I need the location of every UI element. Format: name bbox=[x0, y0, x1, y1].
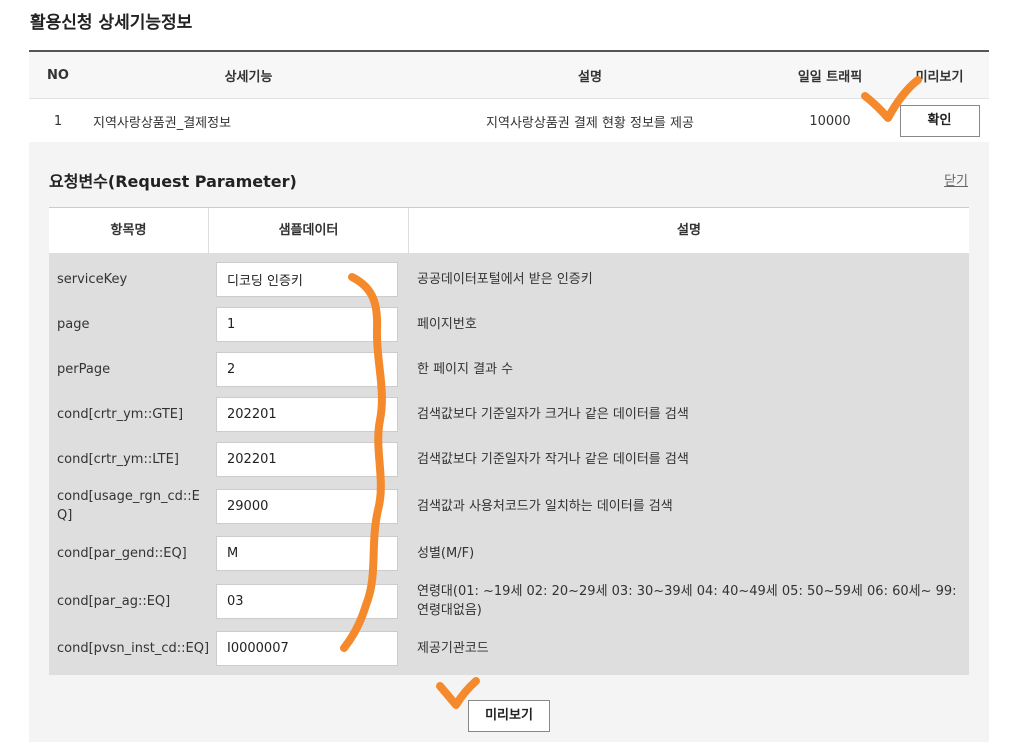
param-name: cond[par_ag::EQ] bbox=[57, 593, 171, 609]
param-value-input[interactable] bbox=[216, 630, 398, 666]
function-table: NO 상세기능 설명 일일 트래픽 미리보기 1 지역사랑상품권_결제정보 지역… bbox=[29, 50, 989, 144]
param-name: cond[usage_rgn_cd::EQ] bbox=[57, 489, 200, 523]
param-row-crtr-ym-lte: cond[crtr_ym::LTE] 검색값보다 기준일자가 작거나 같은 데이… bbox=[49, 437, 969, 482]
table-row: 1 지역사랑상품권_결제정보 지역사랑상품권 결제 현황 정보를 제공 1000… bbox=[29, 99, 989, 144]
param-value-input[interactable] bbox=[216, 397, 398, 432]
param-value-input[interactable] bbox=[216, 488, 398, 524]
request-parameter-panel: 요청변수(Request Parameter) 닫기 항목명 샘플데이터 설명 … bbox=[29, 142, 989, 742]
header-function: 상세기능 bbox=[224, 69, 273, 85]
param-description: 제공기관코드 bbox=[417, 640, 489, 656]
request-title: 요청변수(Request Parameter) bbox=[49, 172, 297, 191]
param-name: serviceKey bbox=[57, 272, 128, 287]
param-name: page bbox=[57, 317, 90, 332]
param-description: 검색값보다 기준일자가 크거나 같은 데이터를 검색 bbox=[417, 407, 689, 422]
param-row-par-gend: cond[par_gend::EQ] 성별(M/F) bbox=[49, 530, 969, 576]
header-description: 설명 bbox=[578, 69, 602, 85]
param-value-input[interactable] bbox=[216, 535, 398, 571]
param-description: 페이지번호 bbox=[417, 317, 477, 332]
param-value-input[interactable] bbox=[216, 307, 398, 342]
parameter-table-body: serviceKey 공공데이터포털에서 받은 인증키 page 페이지번호 p… bbox=[49, 253, 969, 675]
header-item-name: 항목명 bbox=[49, 208, 209, 253]
param-description: 검색값과 사용처코드가 일치하는 데이터를 검색 bbox=[417, 498, 673, 514]
param-row-par-ag: cond[par_ag::EQ] 연령대(01: ~19세 02: 20~29세… bbox=[49, 576, 969, 626]
param-row-servicekey: serviceKey 공공데이터포털에서 받은 인증키 bbox=[49, 257, 969, 302]
row-function: 지역사랑상품권_결제정보 bbox=[93, 115, 232, 131]
parameter-table: 항목명 샘플데이터 설명 serviceKey 공공데이터포털에서 받은 인증키… bbox=[49, 207, 969, 675]
header-preview: 미리보기 bbox=[915, 69, 964, 85]
row-description: 지역사랑상품권 결제 현황 정보를 제공 bbox=[486, 115, 694, 131]
param-row-crtr-ym-gte: cond[crtr_ym::GTE] 검색값보다 기준일자가 크거나 같은 데이… bbox=[49, 392, 969, 437]
param-name: cond[crtr_ym::LTE] bbox=[57, 452, 179, 467]
param-description: 한 페이지 결과 수 bbox=[417, 362, 514, 377]
header-no: NO bbox=[47, 67, 69, 83]
param-name: cond[par_gend::EQ] bbox=[57, 545, 187, 561]
header-traffic: 일일 트래픽 bbox=[797, 69, 863, 85]
param-row-pvsn-inst-cd: cond[pvsn_inst_cd::EQ] 제공기관코드 bbox=[49, 626, 969, 670]
param-name: cond[pvsn_inst_cd::EQ] bbox=[57, 640, 210, 656]
param-name: cond[crtr_ym::GTE] bbox=[57, 407, 184, 422]
close-link[interactable]: 닫기 bbox=[944, 170, 968, 189]
param-row-usage-rgn-cd: cond[usage_rgn_cd::EQ] 검색값과 사용처코드가 일치하는 … bbox=[49, 482, 969, 530]
row-preview-cell: 확인 bbox=[890, 105, 989, 137]
row-no: 1 bbox=[53, 113, 63, 129]
page-title: 활용신청 상세기능정보 bbox=[30, 13, 193, 33]
param-description: 연령대(01: ~19세 02: 20~29세 03: 30~39세 04: 4… bbox=[417, 584, 957, 618]
param-value-input[interactable] bbox=[216, 442, 398, 477]
function-table-header: NO 상세기능 설명 일일 트래픽 미리보기 bbox=[29, 52, 989, 99]
header-param-description: 설명 bbox=[677, 223, 701, 238]
param-name: perPage bbox=[57, 362, 111, 377]
param-row-page: page 페이지번호 bbox=[49, 302, 969, 347]
param-value-input[interactable] bbox=[216, 262, 398, 297]
confirm-button[interactable]: 확인 bbox=[899, 105, 980, 137]
parameter-table-header: 항목명 샘플데이터 설명 bbox=[49, 207, 969, 253]
param-description: 공공데이터포털에서 받은 인증키 bbox=[417, 272, 593, 287]
param-row-perpage: perPage 한 페이지 결과 수 bbox=[49, 347, 969, 392]
header-sample-data: 샘플데이터 bbox=[209, 208, 409, 253]
param-value-input[interactable] bbox=[216, 583, 398, 619]
param-description: 성별(M/F) bbox=[417, 545, 475, 561]
row-traffic: 10000 bbox=[809, 113, 851, 129]
param-value-input[interactable] bbox=[216, 352, 398, 387]
preview-button[interactable]: 미리보기 bbox=[468, 700, 550, 732]
param-description: 검색값보다 기준일자가 작거나 같은 데이터를 검색 bbox=[417, 452, 689, 467]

## BRIEF
Extract every line of the data above verbatim, leaving out the picture.

## RESPONSE TO THE TASK
I need the location of every UI element. Format: name bbox=[x0, y0, x1, y1].
param-name: cond[par_ag::EQ] bbox=[57, 593, 171, 609]
param-value-input[interactable] bbox=[216, 630, 398, 666]
function-table: NO 상세기능 설명 일일 트래픽 미리보기 1 지역사랑상품권_결제정보 지역… bbox=[29, 50, 989, 144]
param-name: cond[usage_rgn_cd::EQ] bbox=[57, 489, 200, 523]
param-row-crtr-ym-lte: cond[crtr_ym::LTE] 검색값보다 기준일자가 작거나 같은 데이… bbox=[49, 437, 969, 482]
table-row: 1 지역사랑상품권_결제정보 지역사랑상품권 결제 현황 정보를 제공 1000… bbox=[29, 99, 989, 144]
param-value-input[interactable] bbox=[216, 397, 398, 432]
param-value-input[interactable] bbox=[216, 488, 398, 524]
request-parameter-panel: 요청변수(Request Parameter) 닫기 항목명 샘플데이터 설명 … bbox=[29, 142, 989, 742]
header-function: 상세기능 bbox=[224, 69, 273, 85]
param-description: 제공기관코드 bbox=[417, 640, 489, 656]
request-title: 요청변수(Request Parameter) bbox=[49, 172, 297, 191]
param-name: serviceKey bbox=[57, 272, 128, 287]
param-name: page bbox=[57, 317, 90, 332]
param-description: 검색값보다 기준일자가 크거나 같은 데이터를 검색 bbox=[417, 407, 689, 422]
param-row-par-gend: cond[par_gend::EQ] 성별(M/F) bbox=[49, 530, 969, 576]
header-description: 설명 bbox=[578, 69, 602, 85]
param-value-input[interactable] bbox=[216, 535, 398, 571]
param-description: 페이지번호 bbox=[417, 317, 477, 332]
param-value-input[interactable] bbox=[216, 307, 398, 342]
parameter-table-body: serviceKey 공공데이터포털에서 받은 인증키 page 페이지번호 p… bbox=[49, 253, 969, 675]
header-item-name: 항목명 bbox=[49, 208, 209, 253]
param-description: 검색값과 사용처코드가 일치하는 데이터를 검색 bbox=[417, 498, 673, 514]
param-row-par-ag: cond[par_ag::EQ] 연령대(01: ~19세 02: 20~29세… bbox=[49, 576, 969, 626]
param-row-servicekey: serviceKey 공공데이터포털에서 받은 인증키 bbox=[49, 257, 969, 302]
row-function: 지역사랑상품권_결제정보 bbox=[93, 115, 232, 131]
parameter-table: 항목명 샘플데이터 설명 serviceKey 공공데이터포털에서 받은 인증키… bbox=[49, 207, 969, 675]
header-preview: 미리보기 bbox=[915, 69, 964, 85]
row-description: 지역사랑상품권 결제 현황 정보를 제공 bbox=[486, 115, 694, 131]
param-row-crtr-ym-gte: cond[crtr_ym::GTE] 검색값보다 기준일자가 크거나 같은 데이… bbox=[49, 392, 969, 437]
param-name: cond[crtr_ym::LTE] bbox=[57, 452, 179, 467]
param-description: 한 페이지 결과 수 bbox=[417, 362, 514, 377]
header-no: NO bbox=[47, 67, 69, 83]
param-name: cond[par_gend::EQ] bbox=[57, 545, 187, 561]
header-traffic: 일일 트래픽 bbox=[797, 69, 863, 85]
param-row-pvsn-inst-cd: cond[pvsn_inst_cd::EQ] 제공기관코드 bbox=[49, 626, 969, 670]
param-name: cond[pvsn_inst_cd::EQ] bbox=[57, 640, 210, 656]
param-name: cond[crtr_ym::GTE] bbox=[57, 407, 184, 422]
close-link[interactable]: 닫기 bbox=[944, 170, 968, 189]
param-row-usage-rgn-cd: cond[usage_rgn_cd::EQ] 검색값과 사용처코드가 일치하는 … bbox=[49, 482, 969, 530]
row-preview-cell: 확인 bbox=[890, 105, 989, 137]
row-no: 1 bbox=[53, 113, 63, 129]
page-title: 활용신청 상세기능정보 bbox=[30, 13, 193, 33]
param-description: 연령대(01: ~19세 02: 20~29세 03: 30~39세 04: 4… bbox=[417, 584, 957, 618]
param-value-input[interactable] bbox=[216, 442, 398, 477]
function-table-header: NO 상세기능 설명 일일 트래픽 미리보기 bbox=[29, 52, 989, 99]
header-param-description: 설명 bbox=[677, 223, 701, 238]
param-name: perPage bbox=[57, 362, 111, 377]
param-row-page: page 페이지번호 bbox=[49, 302, 969, 347]
param-value-input[interactable] bbox=[216, 262, 398, 297]
confirm-button[interactable]: 확인 bbox=[899, 105, 980, 137]
parameter-table-header: 항목명 샘플데이터 설명 bbox=[49, 207, 969, 253]
param-description: 공공데이터포털에서 받은 인증키 bbox=[417, 272, 593, 287]
param-row-perpage: perPage 한 페이지 결과 수 bbox=[49, 347, 969, 392]
header-sample-data: 샘플데이터 bbox=[209, 208, 409, 253]
param-value-input[interactable] bbox=[216, 583, 398, 619]
param-description: 성별(M/F) bbox=[417, 545, 475, 561]
row-traffic: 10000 bbox=[809, 113, 851, 129]
param-value-input[interactable] bbox=[216, 352, 398, 387]
preview-button[interactable]: 미리보기 bbox=[468, 700, 550, 732]
param-description: 검색값보다 기준일자가 작거나 같은 데이터를 검색 bbox=[417, 452, 689, 467]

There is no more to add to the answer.